** START **
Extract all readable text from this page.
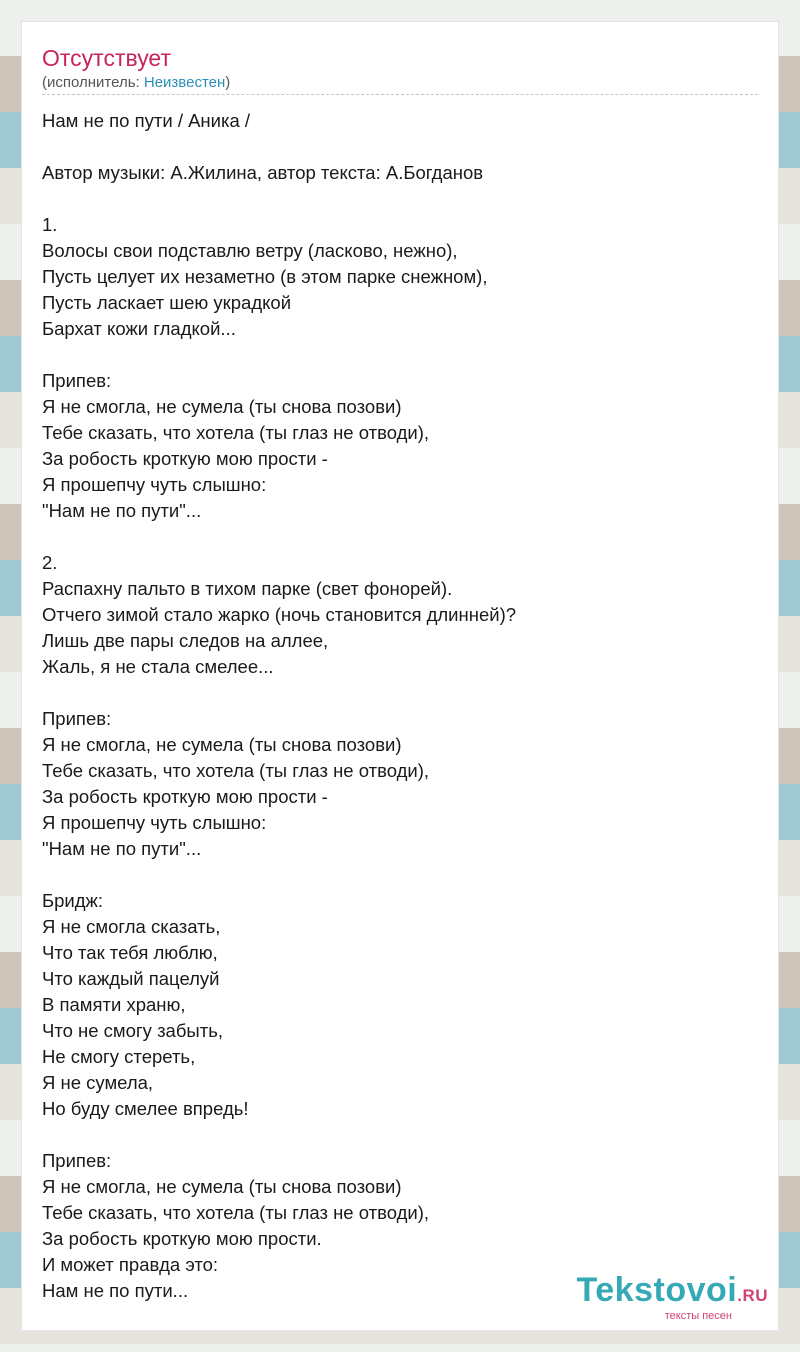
Отсутствует
(исполнитель: Неизвестен)
Нам не по пути / Аника /
Автор музыки: А.Жилина, автор текста: А.Богданов
1.
Волосы свои подставлю ветру (ласково, нежно),
Пусть целует их незаметно (в этом парке снежном),
Пусть ласкает шею украдкой
Бархат кожи гладкой...
Припев:
Я не смогла, не сумела (ты снова позови)
Тебе сказать, что хотела (ты глаз не отводи),
За робость кроткую мою прости -
Я прошепчу чуть слышно:
"Нам не по пути"...
2.
Распахну пальто в тихом парке (свет фонорей).
Отчего зимой стало жарко (ночь становится длинней)?
Лишь две пары следов на аллее,
Жаль, я не стала смелее...
Припев:
Я не смогла, не сумела (ты снова позови)
Тебе сказать, что хотела (ты глаз не отводи),
За робость кроткую мою прости -
Я прошепчу чуть слышно:
"Нам не по пути"...
Бридж:
Я не смогла сказать,
Что так тебя люблю,
Что каждый пацелуй
В памяти храню,
Что не смогу забыть,
Не смогу стереть,
Я не сумела,
Но буду смелее впредь!
Припев:
Я не смогла, не сумела (ты снова позови)
Тебе сказать, что хотела (ты глаз не отводи),
За робость кроткую мою прости.
И может правда это:
Нам не по пути...	Tekstovoi.RU
тексты песен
** END **
(PROBLEM REQUIREMENTS)
Without including any pictures, please restate all the records exactly.

(EXPECTED ANSWER)
Extract all readable text from this page.
Отсутствует
(исполнитель: Неизвестен)
Нам не по пути / Аника /
Автор музыки: А.Жилина, автор текста: А.Богданов
1.
Волосы свои подставлю ветру (ласково, нежно),
Пусть целует их незаметно (в этом парке снежном),
Пусть ласкает шею украдкой
Бархат кожи гладкой...
Припев:
Я не смогла, не сумела (ты снова позови)
Тебе сказать, что хотела (ты глаз не отводи),
За робость кроткую мою прости -
Я прошепчу чуть слышно:
"Нам не по пути"...
2.
Распахну пальто в тихом парке (свет фонорей).
Отчего зимой стало жарко (ночь становится длинней)?
Лишь две пары следов на аллее,
Жаль, я не стала смелее...
Припев:
Я не смогла, не сумела (ты снова позови)
Тебе сказать, что хотела (ты глаз не отводи),
За робость кроткую мою прости -
Я прошепчу чуть слышно:
"Нам не по пути"...
Бридж:
Я не смогла сказать,
Что так тебя люблю,
Что каждый пацелуй
В памяти храню,
Что не смогу забыть,
Не смогу стереть,
Я не сумела,
Но буду смелее впредь!
Припев:
Я не смогла, не сумела (ты снова позови)
Тебе сказать, что хотела (ты глаз не отводи),
За робость кроткую мою прости.
И может правда это:
Нам не по пути...	Tekstovoi.RU
тексты песен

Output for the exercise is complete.